§ **WHAT NEEDS TO BE DONE**
Pull out all lines from the listing below in which the word "的機率不會受到損傷" appears.
>> Start RECORDS SUPPLIED
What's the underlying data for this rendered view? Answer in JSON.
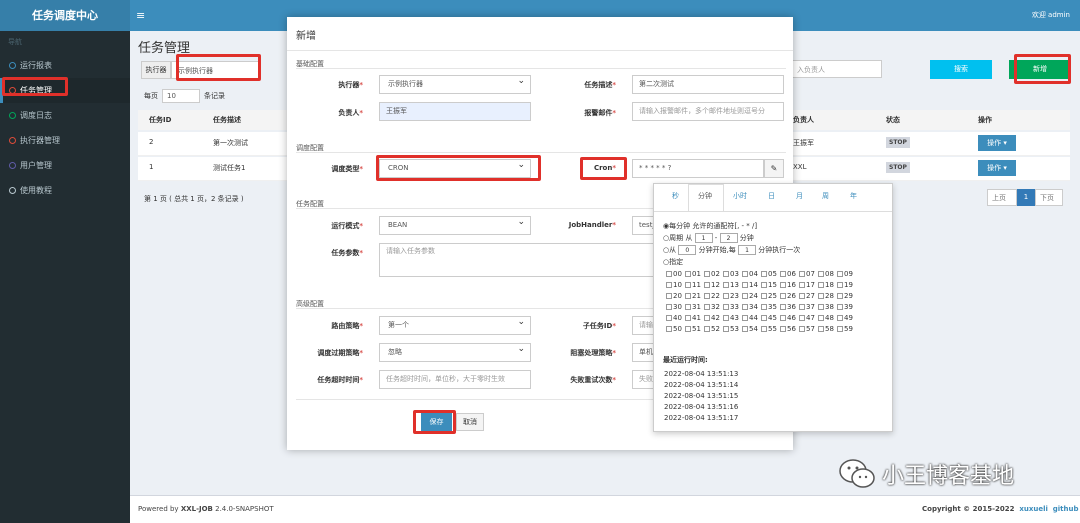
{
  "app": {
    "logo": "任务调度中心",
    "welcome": "欢迎 admin"
  },
  "sidebar": {
    "header": "导航",
    "items": [
      {
        "label": "运行报表",
        "color": "#3c8dbc"
      },
      {
        "label": "任务管理",
        "color": "#dd4b39"
      },
      {
        "label": "调度日志",
        "color": "#00a65a"
      },
      {
        "label": "执行器管理",
        "color": "#dd4b39"
      },
      {
        "label": "用户管理",
        "color": "#605ca8"
      },
      {
        "label": "使用教程",
        "color": "#b8c7ce"
      }
    ]
  },
  "page": {
    "title": "任务管理",
    "executor_label": "执行器",
    "executor_value": "示例执行器",
    "owner_placeholder": "入负责人",
    "search_btn": "搜索",
    "add_btn": "新增"
  },
  "table": {
    "per_page_prefix": "每页",
    "per_page_value": "10",
    "per_page_suffix": "条记录",
    "headers": [
      "任务ID",
      "任务描述",
      "负责人",
      "状态",
      "操作"
    ],
    "rows": [
      {
        "id": "2",
        "desc": "第一次测试",
        "owner": "王振军",
        "status": "STOP",
        "action": "操作"
      },
      {
        "id": "1",
        "desc": "测试任务1",
        "owner": "XXL",
        "status": "STOP",
        "action": "操作"
      }
    ],
    "summary": "第 1 页 ( 总共 1 页，2 条记录 )",
    "pager": {
      "prev": "上页",
      "page": "1",
      "next": "下页"
    }
  },
  "modal": {
    "title": "新增",
    "sections": {
      "basic": "基础配置",
      "schedule": "调度配置",
      "task": "任务配置",
      "advanced": "高级配置"
    },
    "fields": {
      "executor": {
        "label": "执行器",
        "value": "示例执行器"
      },
      "desc": {
        "label": "任务描述",
        "value": "第二次测试"
      },
      "owner": {
        "label": "负责人",
        "value": "王振军"
      },
      "email": {
        "label": "报警邮件",
        "placeholder": "请输入报警邮件，多个邮件地址则逗号分"
      },
      "schedule_type": {
        "label": "调度类型",
        "value": "CRON"
      },
      "cron": {
        "label": "Cron",
        "value": "* * * * * ?"
      },
      "run_mode": {
        "label": "运行模式",
        "value": "BEAN"
      },
      "handler": {
        "label": "JobHandler",
        "value": "testJ"
      },
      "params": {
        "label": "任务参数",
        "placeholder": "请输入任务参数"
      },
      "route": {
        "label": "路由策略",
        "value": "第一个"
      },
      "child": {
        "label": "子任务ID",
        "placeholder": "请输"
      },
      "misfire": {
        "label": "调度过期策略",
        "value": "忽略"
      },
      "block": {
        "label": "阻塞处理策略",
        "value": "单机"
      },
      "timeout": {
        "label": "任务超时时间",
        "placeholder": "任务超时时间，单位秒，大于零时生效"
      },
      "retry": {
        "label": "失败重试次数",
        "placeholder": "失败"
      }
    },
    "save": "保存",
    "cancel": "取消"
  },
  "cron_popover": {
    "tabs": [
      "秒",
      "分钟",
      "小时",
      "日",
      "月",
      "周",
      "年"
    ],
    "opt_every": "每分钟 允许的通配符[, - * /]",
    "opt_cycle_a": "周期 从",
    "cycle_from": "1",
    "cycle_to": "2",
    "opt_cycle_b": "分钟",
    "opt_from_a": "从",
    "from_val": "0",
    "opt_from_b": "分钟开始,每",
    "every_val": "1",
    "opt_from_c": "分钟执行一次",
    "opt_specify": "指定",
    "minutes": [
      "00",
      "01",
      "02",
      "03",
      "04",
      "05",
      "06",
      "07",
      "08",
      "09",
      "10",
      "11",
      "12",
      "13",
      "14",
      "15",
      "16",
      "17",
      "18",
      "19",
      "20",
      "21",
      "22",
      "23",
      "24",
      "25",
      "26",
      "27",
      "28",
      "29",
      "30",
      "31",
      "32",
      "33",
      "34",
      "35",
      "36",
      "37",
      "38",
      "39",
      "40",
      "41",
      "42",
      "43",
      "44",
      "45",
      "46",
      "47",
      "48",
      "49",
      "50",
      "51",
      "52",
      "53",
      "54",
      "55",
      "56",
      "57",
      "58",
      "59"
    ],
    "recent_title": "最近运行时间:",
    "recent": [
      "2022-08-04 13:51:13",
      "2022-08-04 13:51:14",
      "2022-08-04 13:51:15",
      "2022-08-04 13:51:16",
      "2022-08-04 13:51:17"
    ]
  },
  "footer": {
    "powered": "Powered by",
    "brand": "XXL-JOB",
    "version": "2.4.0-SNAPSHOT",
    "copyright": "Copyright © 2015-2022",
    "author": "xuxueli",
    "github": "github"
  },
  "watermark": "小王博客基地"
}
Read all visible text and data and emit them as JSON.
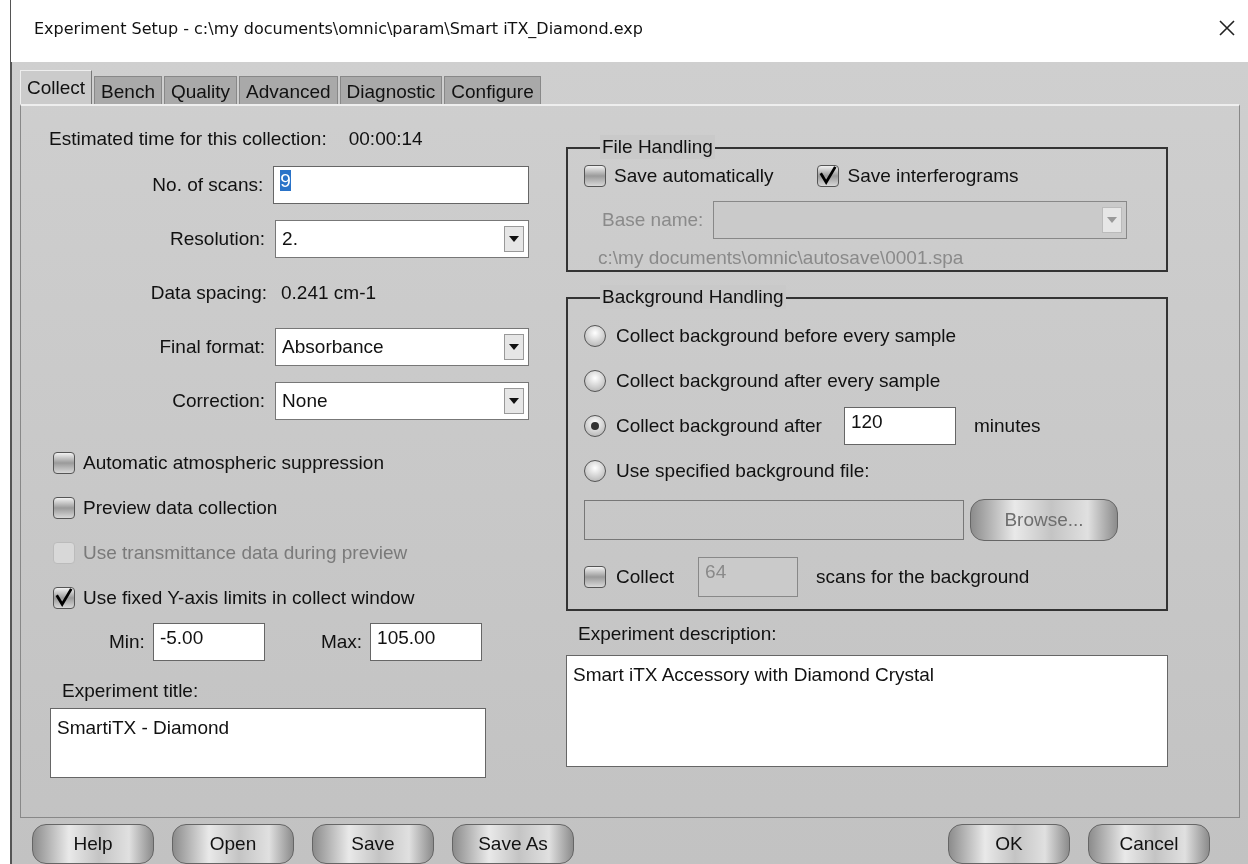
{
  "window": {
    "title": "Experiment Setup - c:\\my documents\\omnic\\param\\Smart iTX_Diamond.exp"
  },
  "tabs": [
    {
      "label": "Collect",
      "selected": true
    },
    {
      "label": "Bench",
      "selected": false
    },
    {
      "label": "Quality",
      "selected": false
    },
    {
      "label": "Advanced",
      "selected": false
    },
    {
      "label": "Diagnostic",
      "selected": false
    },
    {
      "label": "Configure",
      "selected": false
    }
  ],
  "estimated_time": {
    "label": "Estimated time for this collection:",
    "value": "00:00:14"
  },
  "fields": [
    {
      "kind": "input",
      "label": "No. of scans:",
      "value": "9",
      "value_selected": true
    },
    {
      "kind": "dropdown",
      "label": "Resolution:",
      "value": "2."
    },
    {
      "kind": "readout",
      "label": "Data spacing:",
      "value": "0.241 cm-1"
    },
    {
      "kind": "dropdown",
      "label": "Final format:",
      "value": "Absorbance"
    },
    {
      "kind": "dropdown",
      "label": "Correction:",
      "value": "None"
    }
  ],
  "options": [
    {
      "label": "Automatic atmospheric suppression",
      "checked": false,
      "disabled": false
    },
    {
      "label": "Preview data collection",
      "checked": false,
      "disabled": false
    },
    {
      "label": "Use transmittance data during preview",
      "checked": false,
      "disabled": true
    },
    {
      "label": "Use fixed Y-axis limits in collect window",
      "checked": true,
      "disabled": false
    }
  ],
  "y_limits": {
    "min_label": "Min:",
    "min": "-5.00",
    "max_label": "Max:",
    "max": "105.00"
  },
  "experiment_title": {
    "label": "Experiment title:",
    "value": "SmartiTX - Diamond"
  },
  "file_handling": {
    "title": "File Handling",
    "checks": [
      {
        "label": "Save automatically",
        "checked": false
      },
      {
        "label": "Save interferograms",
        "checked": true
      }
    ],
    "base_name": {
      "label": "Base name:",
      "disabled": true
    },
    "path": "c:\\my documents\\omnic\\autosave\\0001.spa"
  },
  "background_handling": {
    "title": "Background Handling",
    "options": [
      {
        "kind": "plain",
        "label": "Collect background before every sample",
        "selected": false
      },
      {
        "kind": "plain",
        "label": "Collect background after every sample",
        "selected": false
      },
      {
        "kind": "minutes",
        "label": "Collect background after",
        "selected": true,
        "value": "120",
        "unit": "minutes"
      },
      {
        "kind": "plain",
        "label": "Use specified background file:",
        "selected": false
      }
    ],
    "file": {
      "disabled": true,
      "button": "Browse..."
    },
    "scans": {
      "label": "Collect",
      "checked": false,
      "value": "64",
      "disabled": true,
      "suffix": "scans for the background"
    }
  },
  "experiment_description": {
    "label": "Experiment description:",
    "value": "Smart iTX Accessory with Diamond Crystal"
  },
  "buttons_left": [
    "Help",
    "Open",
    "Save",
    "Save As"
  ],
  "buttons_right": [
    "OK",
    "Cancel"
  ]
}
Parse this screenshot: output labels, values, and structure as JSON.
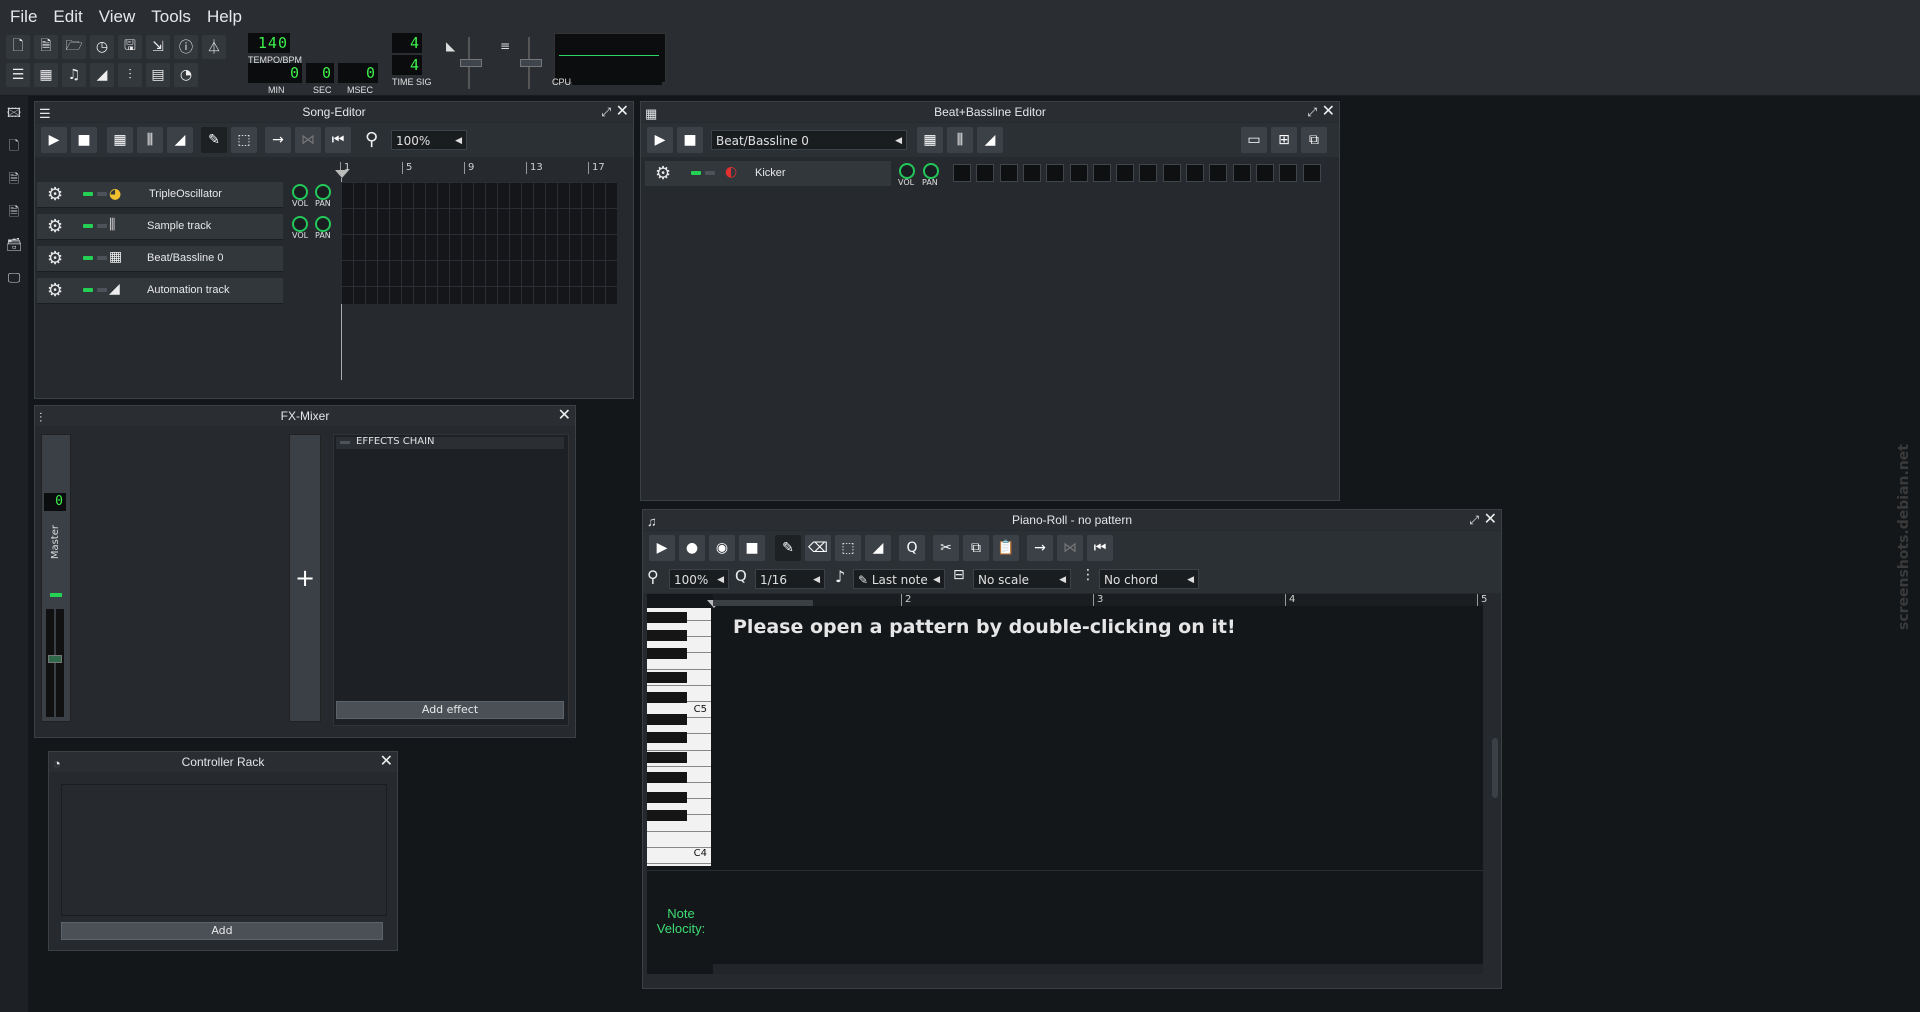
{
  "menu": [
    "File",
    "Edit",
    "View",
    "Tools",
    "Help"
  ],
  "toolbar": {
    "tempo": "140",
    "tempo_label": "TEMPO/BPM",
    "time_min": "0",
    "time_sec": "0",
    "time_msec": "0",
    "min_label": "MIN",
    "sec_label": "SEC",
    "msec_label": "MSEC",
    "timesig_num": "4",
    "timesig_den": "4",
    "timesig_label": "TIME SIG",
    "cpu_label": "CPU"
  },
  "song_editor": {
    "title": "Song-Editor",
    "zoom": "100%",
    "ruler": [
      "1",
      "5",
      "9",
      "13",
      "17"
    ],
    "tracks": [
      {
        "name": "TripleOscillator",
        "icon": "oscillator-icon",
        "knobs": true
      },
      {
        "name": "Sample track",
        "icon": "waveform-icon",
        "knobs": true
      },
      {
        "name": "Beat/Bassline 0",
        "icon": "beat-grid-icon",
        "knobs": false
      },
      {
        "name": "Automation track",
        "icon": "automation-ramp-icon",
        "knobs": false
      }
    ],
    "vol_label": "VOL",
    "pan_label": "PAN"
  },
  "bb_editor": {
    "title": "Beat+Bassline Editor",
    "pattern": "Beat/Bassline 0",
    "track_name": "Kicker",
    "vol_label": "VOL",
    "pan_label": "PAN",
    "steps": 16
  },
  "fx_mixer": {
    "title": "FX-Mixer",
    "master_label": "Master",
    "channel_number": "0",
    "effects_chain_label": "EFFECTS CHAIN",
    "add_effect_label": "Add effect"
  },
  "controller_rack": {
    "title": "Controller Rack",
    "add_label": "Add"
  },
  "piano_roll": {
    "title": "Piano-Roll - no pattern",
    "zoom": "100%",
    "quantize": "1/16",
    "note_length": "Last note",
    "scale": "No scale",
    "chord": "No chord",
    "ruler": [
      "2",
      "3",
      "4",
      "5"
    ],
    "message": "Please open a pattern by double-clicking on it!",
    "key_c5": "C5",
    "key_c4": "C4",
    "note_velocity_label": "Note\nVelocity:"
  },
  "colors": {
    "accent": "#25d154",
    "lcd": "#3cf04a",
    "bg": "#14171a"
  }
}
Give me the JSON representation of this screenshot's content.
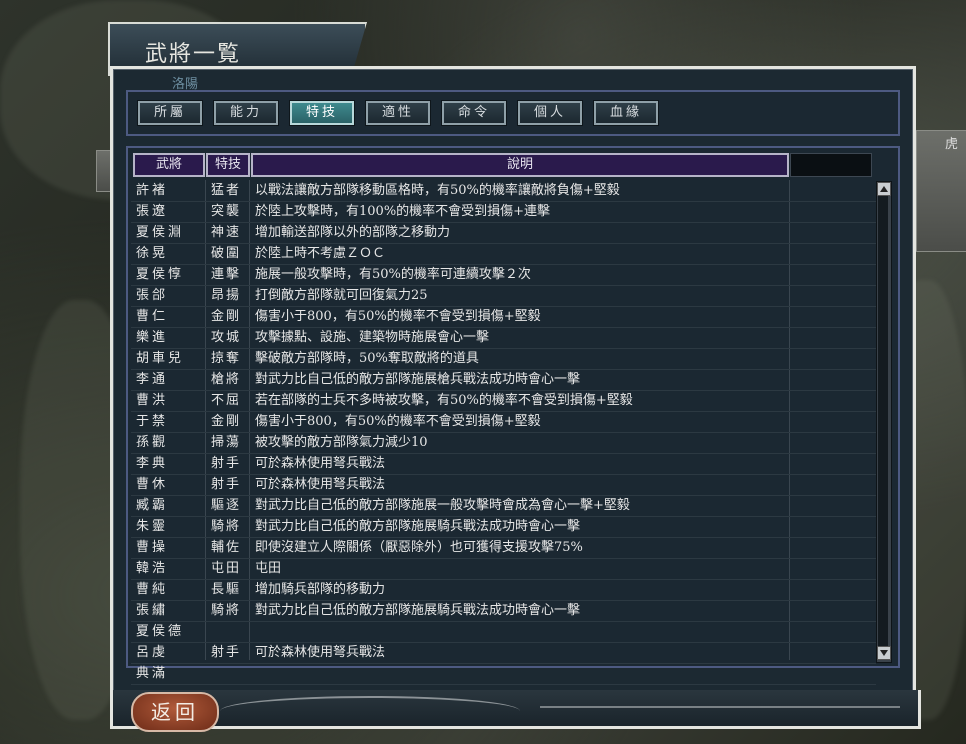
{
  "window": {
    "title": "武將一覧",
    "subtitle": "洛陽",
    "map_label": "虎"
  },
  "tabs": [
    {
      "label": "所屬",
      "active": false
    },
    {
      "label": "能力",
      "active": false
    },
    {
      "label": "特技",
      "active": true
    },
    {
      "label": "適性",
      "active": false
    },
    {
      "label": "命令",
      "active": false
    },
    {
      "label": "個人",
      "active": false
    },
    {
      "label": "血緣",
      "active": false
    }
  ],
  "table": {
    "headers": {
      "name": "武將",
      "skill": "特技",
      "desc": "說明"
    },
    "rows": [
      {
        "name": "許褚",
        "skill": "猛者",
        "desc": "以戰法讓敵方部隊移動區格時，有50%的機率讓敵將負傷+堅毅"
      },
      {
        "name": "張遼",
        "skill": "突襲",
        "desc": "於陸上攻擊時，有100%的機率不會受到損傷+連擊"
      },
      {
        "name": "夏侯淵",
        "skill": "神速",
        "desc": "增加輸送部隊以外的部隊之移動力"
      },
      {
        "name": "徐晃",
        "skill": "破圍",
        "desc": "於陸上時不考慮ＺＯＣ"
      },
      {
        "name": "夏侯惇",
        "skill": "連擊",
        "desc": "施展一般攻擊時，有50%的機率可連續攻擊２次"
      },
      {
        "name": "張郃",
        "skill": "昂揚",
        "desc": "打倒敵方部隊就可回復氣力25"
      },
      {
        "name": "曹仁",
        "skill": "金剛",
        "desc": "傷害小于800，有50%的機率不會受到損傷+堅毅"
      },
      {
        "name": "樂進",
        "skill": "攻城",
        "desc": "攻擊據點、設施、建築物時施展會心一擊"
      },
      {
        "name": "胡車兒",
        "skill": "掠奪",
        "desc": "擊破敵方部隊時，50%奪取敵將的道具"
      },
      {
        "name": "李通",
        "skill": "槍將",
        "desc": "對武力比自己低的敵方部隊施展槍兵戰法成功時會心一擊"
      },
      {
        "name": "曹洪",
        "skill": "不屈",
        "desc": "若在部隊的士兵不多時被攻擊，有50%的機率不會受到損傷+堅毅"
      },
      {
        "name": "于禁",
        "skill": "金剛",
        "desc": "傷害小于800，有50%的機率不會受到損傷+堅毅"
      },
      {
        "name": "孫觀",
        "skill": "掃蕩",
        "desc": "被攻擊的敵方部隊氣力減少10"
      },
      {
        "name": "李典",
        "skill": "射手",
        "desc": "可於森林使用弩兵戰法"
      },
      {
        "name": "曹休",
        "skill": "射手",
        "desc": "可於森林使用弩兵戰法"
      },
      {
        "name": "臧霸",
        "skill": "驅逐",
        "desc": "對武力比自己低的敵方部隊施展一般攻擊時會成為會心一擊+堅毅"
      },
      {
        "name": "朱靈",
        "skill": "騎將",
        "desc": "對武力比自己低的敵方部隊施展騎兵戰法成功時會心一擊"
      },
      {
        "name": "曹操",
        "skill": "輔佐",
        "desc": "即使沒建立人際關係（厭惡除外）也可獲得支援攻擊75%"
      },
      {
        "name": "韓浩",
        "skill": "屯田",
        "desc": "屯田"
      },
      {
        "name": "曹純",
        "skill": "長驅",
        "desc": "增加騎兵部隊的移動力"
      },
      {
        "name": "張繡",
        "skill": "騎將",
        "desc": "對武力比自己低的敵方部隊施展騎兵戰法成功時會心一擊"
      },
      {
        "name": "夏侯德",
        "skill": "",
        "desc": ""
      },
      {
        "name": "呂虔",
        "skill": "射手",
        "desc": "可於森林使用弩兵戰法"
      },
      {
        "name": "典滿",
        "skill": "",
        "desc": ""
      }
    ]
  },
  "footer": {
    "back_label": "返回"
  }
}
>> End RECORDS SUPPLIED
§ **RESPONSE TO THIS TASK**
        "desc": "於陸上攻擊時，有100%的機率不會受到損傷+連擊"
        "desc": "傷害小于800，有50%的機率不會受到損傷+堅毅"
        "desc": "若在部隊的士兵不多時被攻擊，有50%的機率不會受到損傷+堅毅"
        "desc": "傷害小于800，有50%的機率不會受到損傷+堅毅"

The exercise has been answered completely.